[DATA RECORDS]
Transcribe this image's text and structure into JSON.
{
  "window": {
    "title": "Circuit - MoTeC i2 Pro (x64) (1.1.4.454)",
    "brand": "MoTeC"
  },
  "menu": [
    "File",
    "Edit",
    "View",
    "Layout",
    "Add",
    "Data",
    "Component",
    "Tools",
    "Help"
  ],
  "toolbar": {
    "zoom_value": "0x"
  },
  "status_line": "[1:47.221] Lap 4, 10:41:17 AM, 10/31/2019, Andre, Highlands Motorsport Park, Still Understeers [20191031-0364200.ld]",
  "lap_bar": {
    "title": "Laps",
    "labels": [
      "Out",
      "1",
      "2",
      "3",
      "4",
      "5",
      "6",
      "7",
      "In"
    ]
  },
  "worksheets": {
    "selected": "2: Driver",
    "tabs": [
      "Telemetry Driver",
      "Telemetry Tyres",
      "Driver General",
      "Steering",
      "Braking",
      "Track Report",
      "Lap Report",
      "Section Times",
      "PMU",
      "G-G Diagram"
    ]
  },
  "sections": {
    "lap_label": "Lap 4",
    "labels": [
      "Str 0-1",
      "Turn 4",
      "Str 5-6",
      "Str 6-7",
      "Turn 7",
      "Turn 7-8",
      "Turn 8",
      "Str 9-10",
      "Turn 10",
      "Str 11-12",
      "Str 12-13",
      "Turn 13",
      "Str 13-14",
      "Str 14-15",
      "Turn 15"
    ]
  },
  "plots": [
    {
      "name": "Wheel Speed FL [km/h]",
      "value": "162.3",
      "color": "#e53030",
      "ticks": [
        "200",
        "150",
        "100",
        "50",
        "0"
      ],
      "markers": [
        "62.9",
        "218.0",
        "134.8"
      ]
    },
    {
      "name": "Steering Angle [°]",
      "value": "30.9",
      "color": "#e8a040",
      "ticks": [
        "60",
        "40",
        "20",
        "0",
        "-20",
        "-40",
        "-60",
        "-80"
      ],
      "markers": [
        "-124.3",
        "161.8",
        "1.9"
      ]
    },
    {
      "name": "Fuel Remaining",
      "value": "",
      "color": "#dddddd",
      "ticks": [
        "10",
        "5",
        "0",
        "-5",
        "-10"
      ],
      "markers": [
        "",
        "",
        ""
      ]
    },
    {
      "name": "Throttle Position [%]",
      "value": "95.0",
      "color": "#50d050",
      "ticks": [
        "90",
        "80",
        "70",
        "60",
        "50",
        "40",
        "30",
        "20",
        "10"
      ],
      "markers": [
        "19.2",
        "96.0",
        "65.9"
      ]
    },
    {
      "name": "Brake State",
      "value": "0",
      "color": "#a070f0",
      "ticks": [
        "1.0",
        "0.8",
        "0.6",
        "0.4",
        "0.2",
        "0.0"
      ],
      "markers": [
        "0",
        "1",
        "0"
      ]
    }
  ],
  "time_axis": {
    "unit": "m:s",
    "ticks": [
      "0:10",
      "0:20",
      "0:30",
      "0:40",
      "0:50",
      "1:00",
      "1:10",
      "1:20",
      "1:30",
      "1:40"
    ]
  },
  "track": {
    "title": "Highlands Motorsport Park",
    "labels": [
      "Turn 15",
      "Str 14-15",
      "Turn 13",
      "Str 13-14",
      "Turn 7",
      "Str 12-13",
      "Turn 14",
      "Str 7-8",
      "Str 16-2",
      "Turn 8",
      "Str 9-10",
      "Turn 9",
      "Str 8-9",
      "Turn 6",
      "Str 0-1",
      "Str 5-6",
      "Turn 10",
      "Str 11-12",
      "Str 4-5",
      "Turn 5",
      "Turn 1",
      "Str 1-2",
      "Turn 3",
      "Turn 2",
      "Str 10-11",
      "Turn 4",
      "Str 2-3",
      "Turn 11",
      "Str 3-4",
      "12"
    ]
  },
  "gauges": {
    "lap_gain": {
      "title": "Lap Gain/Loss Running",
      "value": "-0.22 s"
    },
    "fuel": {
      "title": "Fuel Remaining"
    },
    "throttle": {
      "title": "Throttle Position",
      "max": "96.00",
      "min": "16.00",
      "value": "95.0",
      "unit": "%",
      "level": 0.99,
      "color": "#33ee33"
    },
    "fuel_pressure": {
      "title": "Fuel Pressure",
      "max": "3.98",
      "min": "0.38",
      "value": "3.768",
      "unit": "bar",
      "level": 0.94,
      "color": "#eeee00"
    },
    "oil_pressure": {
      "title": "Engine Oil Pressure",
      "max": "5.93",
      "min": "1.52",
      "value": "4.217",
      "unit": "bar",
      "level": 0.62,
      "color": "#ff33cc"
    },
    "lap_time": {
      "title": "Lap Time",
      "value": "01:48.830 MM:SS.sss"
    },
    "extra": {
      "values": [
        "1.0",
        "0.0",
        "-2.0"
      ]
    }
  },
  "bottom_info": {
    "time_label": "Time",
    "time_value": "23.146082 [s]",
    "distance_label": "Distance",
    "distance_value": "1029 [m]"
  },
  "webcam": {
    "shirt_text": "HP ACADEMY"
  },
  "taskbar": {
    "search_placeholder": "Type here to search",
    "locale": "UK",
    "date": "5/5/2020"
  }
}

[SET TASK]
Restate every line of the data word for word.

[SOLUTION]
Transcribe this image's text and structure into JSON.
{
  "window": {
    "title": "Circuit - MoTeC i2 Pro (x64) (1.1.4.454)",
    "brand": "MoTeC"
  },
  "menu": [
    "File",
    "Edit",
    "View",
    "Layout",
    "Add",
    "Data",
    "Component",
    "Tools",
    "Help"
  ],
  "toolbar": {
    "zoom_value": "0x"
  },
  "status_line": "[1:47.221] Lap 4, 10:41:17 AM, 10/31/2019, Andre, Highlands Motorsport Park, Still Understeers [20191031-0364200.ld]",
  "lap_bar": {
    "title": "Laps",
    "labels": [
      "Out",
      "1",
      "2",
      "3",
      "4",
      "5",
      "6",
      "7",
      "In"
    ]
  },
  "worksheets": {
    "selected": "2: Driver",
    "tabs": [
      "Telemetry Driver",
      "Telemetry Tyres",
      "Driver General",
      "Steering",
      "Braking",
      "Track Report",
      "Lap Report",
      "Section Times",
      "PMU",
      "G-G Diagram"
    ]
  },
  "sections": {
    "lap_label": "Lap 4",
    "labels": [
      "Str 0-1",
      "Turn 4",
      "Str 5-6",
      "Str 6-7",
      "Turn 7",
      "Turn 7-8",
      "Turn 8",
      "Str 9-10",
      "Turn 10",
      "Str 11-12",
      "Str 12-13",
      "Turn 13",
      "Str 13-14",
      "Str 14-15",
      "Turn 15"
    ]
  },
  "plots": [
    {
      "name": "Wheel Speed FL [km/h]",
      "value": "162.3",
      "color": "#e53030",
      "ticks": [
        "200",
        "150",
        "100",
        "50",
        "0"
      ],
      "markers": [
        "62.9",
        "218.0",
        "134.8"
      ]
    },
    {
      "name": "Steering Angle [°]",
      "value": "30.9",
      "color": "#e8a040",
      "ticks": [
        "60",
        "40",
        "20",
        "0",
        "-20",
        "-40",
        "-60",
        "-80"
      ],
      "markers": [
        "-124.3",
        "161.8",
        "1.9"
      ]
    },
    {
      "name": "Fuel Remaining",
      "value": "",
      "color": "#dddddd",
      "ticks": [
        "10",
        "5",
        "0",
        "-5",
        "-10"
      ],
      "markers": [
        "",
        "",
        ""
      ]
    },
    {
      "name": "Throttle Position [%]",
      "value": "95.0",
      "color": "#50d050",
      "ticks": [
        "90",
        "80",
        "70",
        "60",
        "50",
        "40",
        "30",
        "20",
        "10"
      ],
      "markers": [
        "19.2",
        "96.0",
        "65.9"
      ]
    },
    {
      "name": "Brake State",
      "value": "0",
      "color": "#a070f0",
      "ticks": [
        "1.0",
        "0.8",
        "0.6",
        "0.4",
        "0.2",
        "0.0"
      ],
      "markers": [
        "0",
        "1",
        "0"
      ]
    }
  ],
  "time_axis": {
    "unit": "m:s",
    "ticks": [
      "0:10",
      "0:20",
      "0:30",
      "0:40",
      "0:50",
      "1:00",
      "1:10",
      "1:20",
      "1:30",
      "1:40"
    ]
  },
  "track": {
    "title": "Highlands Motorsport Park",
    "labels": [
      "Turn 15",
      "Str 14-15",
      "Turn 13",
      "Str 13-14",
      "Turn 7",
      "Str 12-13",
      "Turn 14",
      "Str 7-8",
      "Str 16-2",
      "Turn 8",
      "Str 9-10",
      "Turn 9",
      "Str 8-9",
      "Turn 6",
      "Str 0-1",
      "Str 5-6",
      "Turn 10",
      "Str 11-12",
      "Str 4-5",
      "Turn 5",
      "Turn 1",
      "Str 1-2",
      "Turn 3",
      "Turn 2",
      "Str 10-11",
      "Turn 4",
      "Str 2-3",
      "Turn 11",
      "Str 3-4",
      "12"
    ]
  },
  "gauges": {
    "lap_gain": {
      "title": "Lap Gain/Loss Running",
      "value": "-0.22 s"
    },
    "fuel": {
      "title": "Fuel Remaining"
    },
    "throttle": {
      "title": "Throttle Position",
      "max": "96.00",
      "min": "16.00",
      "value": "95.0",
      "unit": "%",
      "level": 0.99,
      "color": "#33ee33"
    },
    "fuel_pressure": {
      "title": "Fuel Pressure",
      "max": "3.98",
      "min": "0.38",
      "value": "3.768",
      "unit": "bar",
      "level": 0.94,
      "color": "#eeee00"
    },
    "oil_pressure": {
      "title": "Engine Oil Pressure",
      "max": "5.93",
      "min": "1.52",
      "value": "4.217",
      "unit": "bar",
      "level": 0.62,
      "color": "#ff33cc"
    },
    "lap_time": {
      "title": "Lap Time",
      "value": "01:48.830 MM:SS.sss"
    },
    "extra": {
      "values": [
        "1.0",
        "0.0",
        "-2.0"
      ]
    }
  },
  "bottom_info": {
    "time_label": "Time",
    "time_value": "23.146082 [s]",
    "distance_label": "Distance",
    "distance_value": "1029 [m]"
  },
  "webcam": {
    "shirt_text": "HP ACADEMY"
  },
  "taskbar": {
    "search_placeholder": "Type here to search",
    "locale": "UK",
    "date": "5/5/2020"
  }
}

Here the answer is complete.